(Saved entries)
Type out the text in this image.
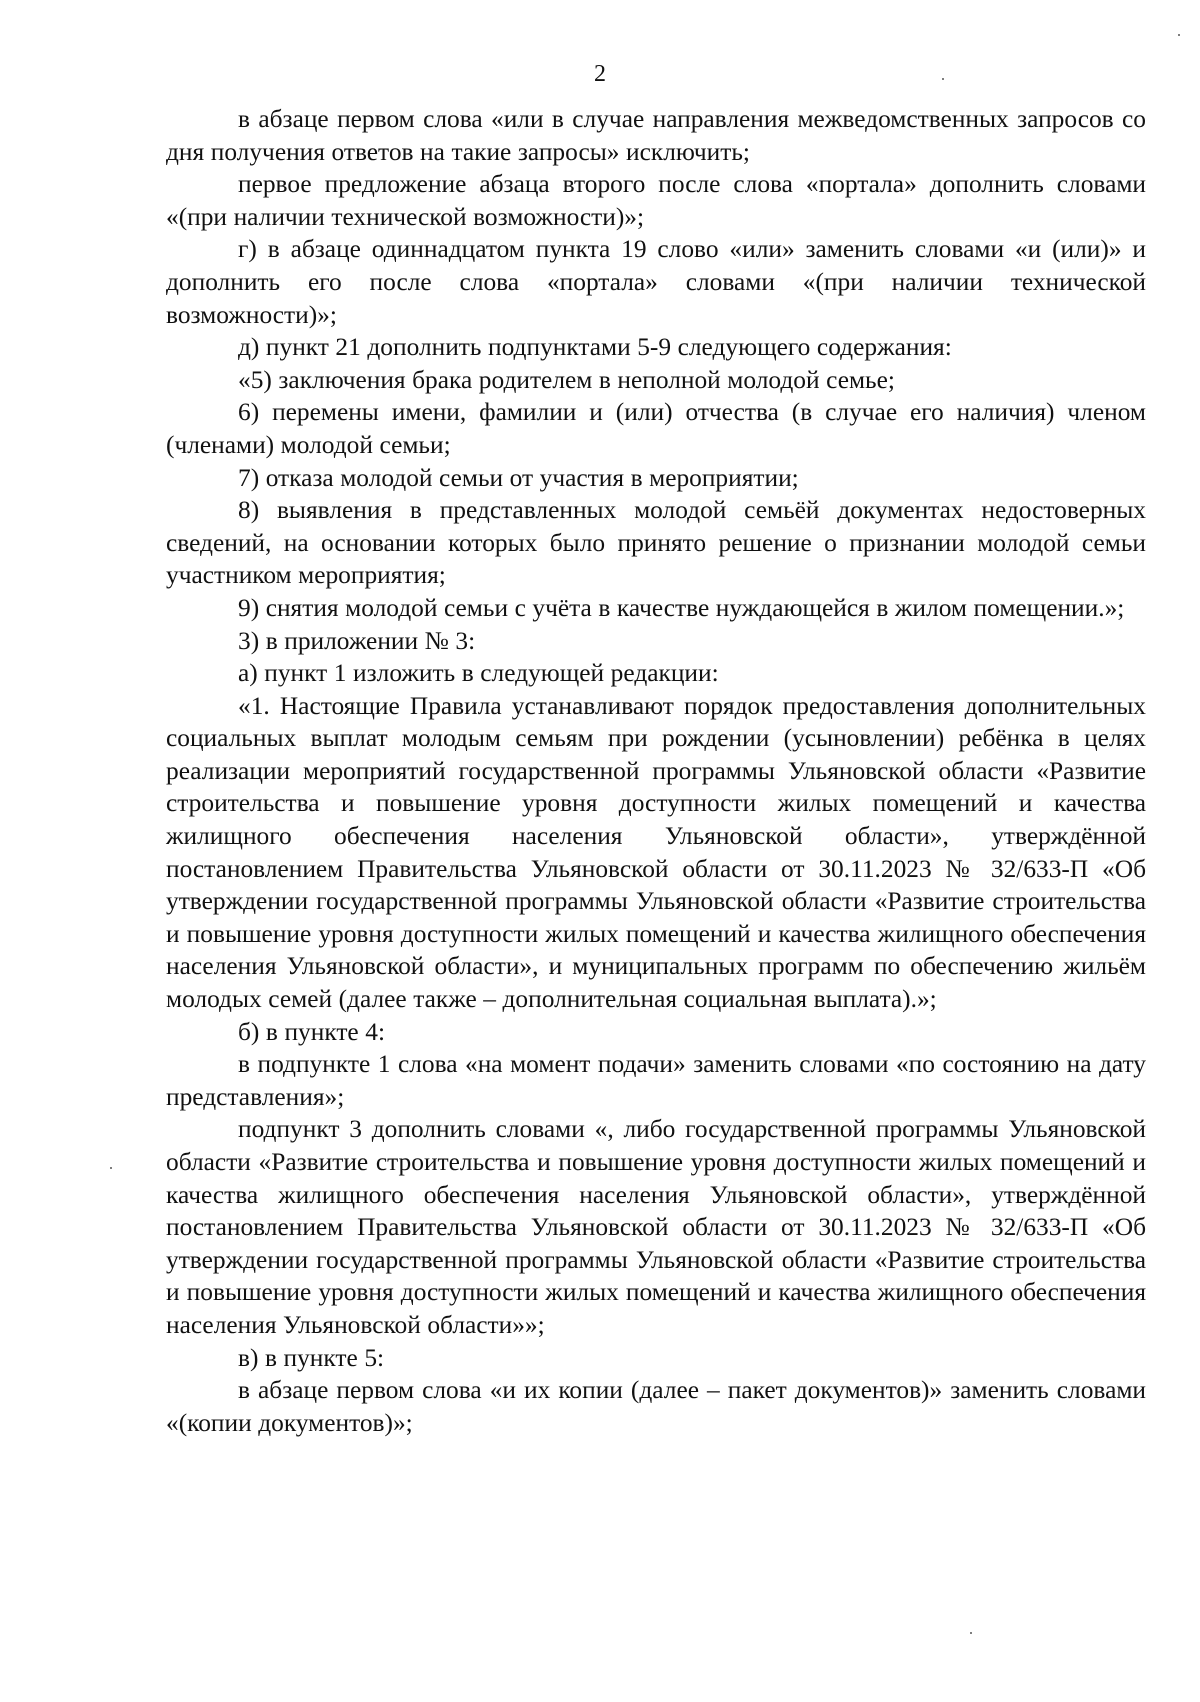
2

в абзаце первом слова «или в случае направления межведомственных запросов со дня получения ответов на такие запросы» исключить;

первое предложение абзаца второго после слова «портала» дополнить словами «(при наличии технической возможности)»;

г) в абзаце одиннадцатом пункта 19 слово «или» заменить словами «и (или)» и дополнить его после слова «портала» словами «(при наличии технической возможности)»;

д) пункт 21 дополнить подпунктами 5-9 следующего содержания:

«5) заключения брака родителем в неполной молодой семье;

6) перемены имени, фамилии и (или) отчества (в случае его наличия) членом (членами) молодой семьи;

7) отказа молодой семьи от участия в мероприятии;

8) выявления в представленных молодой семьёй документах недостоверных сведений, на основании которых было принято решение о признании молодой семьи участником мероприятия;

9) снятия молодой семьи с учёта в качестве нуждающейся в жилом помещении.»;

3) в приложении № 3:

а) пункт 1 изложить в следующей редакции:

«1. Настоящие Правила устанавливают порядок предоставления дополнительных социальных выплат молодым семьям при рождении (усыновлении) ребёнка в целях реализации мероприятий государственной программы Ульяновской области «Развитие строительства и повышение уровня доступности жилых помещений и качества жилищного обеспечения населения Ульяновской области», утверждённой постановлением Правительства Ульяновской области от 30.11.2023 № 32/633-П «Об утверждении государственной программы Ульяновской области «Развитие строительства и повышение уровня доступности жилых помещений и качества жилищного обеспечения населения Ульяновской области», и муниципальных программ по обеспечению жильём молодых семей (далее также – дополнительная социальная выплата).»;

б) в пункте 4:

в подпункте 1 слова «на момент подачи» заменить словами «по состоянию на дату представления»;

подпункт 3 дополнить словами «, либо государственной программы Ульяновской области «Развитие строительства и повышение уровня доступности жилых помещений и качества жилищного обеспечения населения Ульяновской области», утверждённой постановлением Правительства Ульяновской области от 30.11.2023 № 32/633-П «Об утверждении государственной программы Ульяновской области «Развитие строительства и повышение уровня доступности жилых помещений и качества жилищного обеспечения населения Ульяновской области»»;

в) в пункте 5:

в абзаце первом слова «и их копии (далее – пакет документов)» заменить словами «(копии документов)»;
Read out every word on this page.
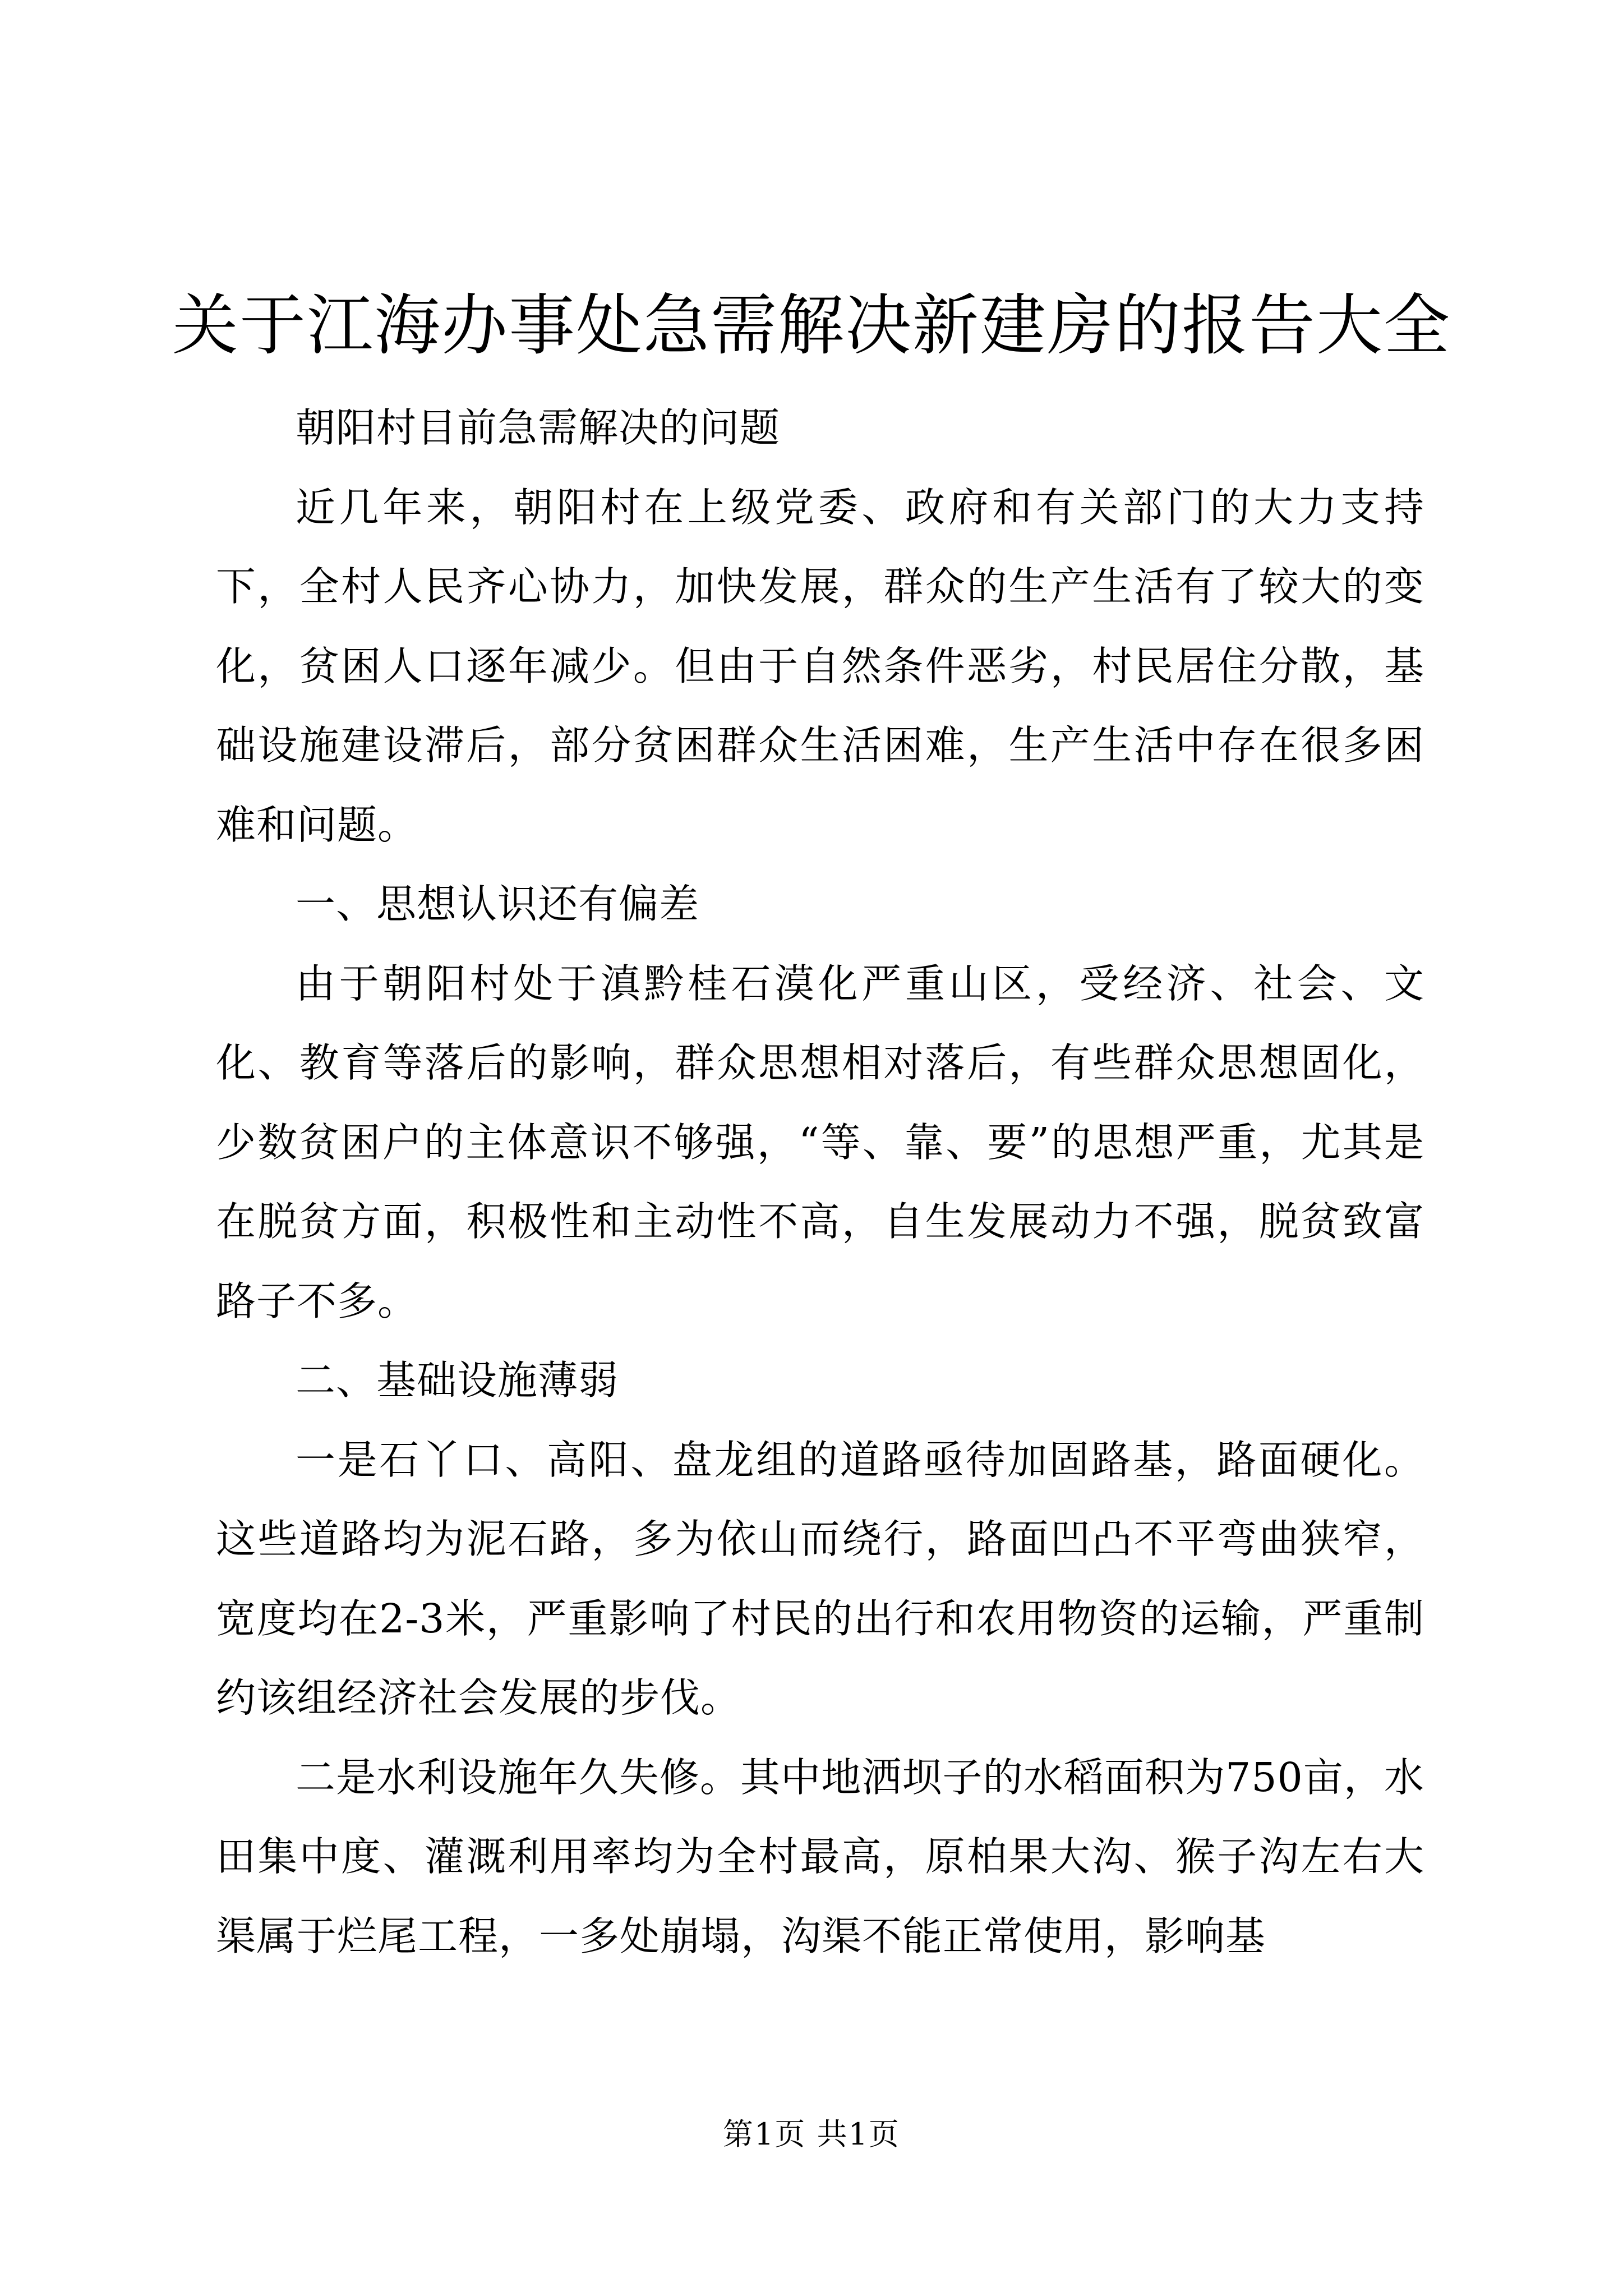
关于江海办事处急需解决新建房的报告大全

朝阳村目前急需解决的问题

近几年来，朝阳村在上级党委、政府和有关部门的大力支持下，全村人民齐心协力，加快发展，群众的生产生活有了较大的变化，贫困人口逐年减少。但由于自然条件恶劣，村民居住分散，基础设施建设滞后，部分贫困群众生活困难，生产生活中存在很多困难和问题。

一、思想认识还有偏差

由于朝阳村处于滇黔桂石漠化严重山区，受经济、社会、文化、教育等落后的影响，群众思想相对落后，有些群众思想固化，少数贫困户的主体意识不够强，“等、靠、要”的思想严重，尤其是在脱贫方面，积极性和主动性不高，自生发展动力不强，脱贫致富路子不多。

二、基础设施薄弱

一是石丫口、高阳、盘龙组的道路亟待加固路基，路面硬化。这些道路均为泥石路，多为依山而绕行，路面凹凸不平弯曲狭窄，宽度均在2-3米，严重影响了村民的出行和农用物资的运输，严重制约该组经济社会发展的步伐。

二是水利设施年久失修。其中地洒坝子的水稻面积为750亩，水田集中度、灌溉利用率均为全村最高，原柏果大沟、猴子沟左右大渠属于烂尾工程，一多处崩塌，沟渠不能正常使用，影响基

第1页 共1页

Task brief | Your task is to pick out every line with the string "this" and copy it.

Response below |
Type out the text in this image.
Read out every word on this page.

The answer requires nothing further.